━━ TEXT EXCERPT ━━
Geopolitical Crimes Arising from World War I’s Peace Diplomacy

As suggested, the Geopolitical Crimes of World War I and II are specified as including an extended conception of war as encompassing “peace diplomacy”, that is, the arrangements imposed on the defeated side after active combat ended. The basic contention is that diplomacy that was deliberately wrongful should be held subject to accountable procedures if responsible for inflicting massive suffering on innocent people and their societies. More specifically, the argument set forth suggest the desirability of adding Geopolitical Crimes to the list of Crimes against Humanity set forth in Article 7 of the Rome Statute (United Nations General Assembly 1998) governing the activities of the ICC.

It seems relevant to ignore chronology and mention the most obvious Geopolitical Crimes of World War II before turning to World War I. As earlier suggested, the most consequential Geopolitical Crime involved the normalization of bombing of civilian populations and cities as exemplified by post-1945 patterns of warfare in Korea, Vietnam and more recently in Iraq, Syria and Yemen; this normalization covered atomic bombs, which without comment also extended the cover of legal- ity to nuclear weapons under the positivist precept that whatever is not explicitly forbidden is permitted; imposed “partition” arrangements for Korea, Vietnam and Germany, disrupting natural and traditional political communities of these countries giving rise to warfare and war-threatening tensions that lasted for decades, and reflecting geopolitical arrangements of convenience that under later Cold War conditions could have led to the outbreak of World War III, Korean War

and Vietnam War. These divided country arrangements were implemented with- out consulting the people affected and ignored what became known as “the inalienable right of self-determination” in the decolonization period.

Turning to the peace diplomacy that followed the ending of World War I, it too created by design severe problems that would haunt the affected populations for generations. Although mindlessly indifferent, given the failure to prohibit such behavior, it is admittedly not responsible to suggest after such a lapse of time that this peace diplomacy was a Geopolitical Crime in any plausible legal sense. However, it is in my view quite reasonable to suggest, even retroactively, that the Allied powers were politically and ethically responsible for the commission of grave Geopolitical Crimes. A similar logic seems applicable to Armenian contentions that Ottoman Turkey was guilty of “genocide” due to its responsibility for the organized massacres of hundreds of thousands of Armenians in 1915. A genocide occurred, as noted by Hitler and the world did nothing to stop it. This distinction between what is unlawful and what is political and ethically wrong is important. In 1915, the word genocide had not yet been invented and no norm of prohibition was formally adopted prior to 1951, making any attempted legal application retroactive in violation of the fundamental principle of criminal justice “no punishment without a prior law”.
━━━
━━ RECORD EXCERPTS ━━
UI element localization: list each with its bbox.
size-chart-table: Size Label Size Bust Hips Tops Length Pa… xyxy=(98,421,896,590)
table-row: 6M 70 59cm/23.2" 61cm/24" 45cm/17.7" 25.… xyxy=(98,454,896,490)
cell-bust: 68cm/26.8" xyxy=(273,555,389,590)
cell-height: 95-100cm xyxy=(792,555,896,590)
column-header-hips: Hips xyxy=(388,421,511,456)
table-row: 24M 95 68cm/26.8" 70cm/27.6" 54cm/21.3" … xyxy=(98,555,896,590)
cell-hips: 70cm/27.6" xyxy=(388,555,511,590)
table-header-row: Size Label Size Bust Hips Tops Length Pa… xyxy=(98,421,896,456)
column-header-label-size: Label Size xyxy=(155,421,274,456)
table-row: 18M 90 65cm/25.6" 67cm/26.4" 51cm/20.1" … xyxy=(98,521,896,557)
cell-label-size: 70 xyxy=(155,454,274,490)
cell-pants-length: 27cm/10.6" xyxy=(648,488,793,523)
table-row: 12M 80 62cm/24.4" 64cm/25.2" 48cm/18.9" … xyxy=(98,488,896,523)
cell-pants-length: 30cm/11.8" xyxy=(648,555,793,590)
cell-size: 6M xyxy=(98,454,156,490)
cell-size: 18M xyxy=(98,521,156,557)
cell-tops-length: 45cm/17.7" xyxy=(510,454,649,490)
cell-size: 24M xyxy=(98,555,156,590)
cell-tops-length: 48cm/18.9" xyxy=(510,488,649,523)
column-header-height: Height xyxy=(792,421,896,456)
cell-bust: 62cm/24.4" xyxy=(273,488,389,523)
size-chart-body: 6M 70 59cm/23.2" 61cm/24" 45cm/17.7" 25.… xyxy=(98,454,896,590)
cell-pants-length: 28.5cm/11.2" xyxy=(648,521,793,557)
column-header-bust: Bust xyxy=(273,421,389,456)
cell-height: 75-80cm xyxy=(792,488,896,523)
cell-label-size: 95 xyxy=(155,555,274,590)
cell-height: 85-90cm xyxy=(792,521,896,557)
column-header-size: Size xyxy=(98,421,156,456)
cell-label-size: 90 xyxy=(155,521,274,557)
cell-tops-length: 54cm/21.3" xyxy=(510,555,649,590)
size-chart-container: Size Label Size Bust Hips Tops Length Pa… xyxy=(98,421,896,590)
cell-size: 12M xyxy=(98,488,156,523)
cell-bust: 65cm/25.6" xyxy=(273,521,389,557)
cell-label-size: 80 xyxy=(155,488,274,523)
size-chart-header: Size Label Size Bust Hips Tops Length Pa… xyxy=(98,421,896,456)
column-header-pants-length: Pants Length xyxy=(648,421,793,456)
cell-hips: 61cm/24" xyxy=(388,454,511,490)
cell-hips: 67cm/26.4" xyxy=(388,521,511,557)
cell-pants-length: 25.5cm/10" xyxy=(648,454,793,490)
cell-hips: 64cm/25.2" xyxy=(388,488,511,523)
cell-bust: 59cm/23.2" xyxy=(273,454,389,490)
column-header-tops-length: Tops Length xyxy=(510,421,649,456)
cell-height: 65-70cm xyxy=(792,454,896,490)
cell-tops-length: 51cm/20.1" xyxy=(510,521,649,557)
━━━
# COMPLETE THE FOLLOWING
1. According to the excerpt on geopolitical crimes, to which list does the argument propose adding Geopolitical Crimes?
2. Reproduce the excerpt on geopolitical crimes between "and Vietnam War." and "the decolonization period.", inclusive, changing "the people affected" to "the populations concerned".
These records have no connection to the text.

# SOLUTIONS IN ORDER
1. The list of Crimes against Humanity in Article 7 of the Rome Statute.

2.
and Vietnam War. These divided country arrangements were implemented with- out consulting the populations concerned and ignored what became known as “the inalienable right of self-determination” in the decolonization period.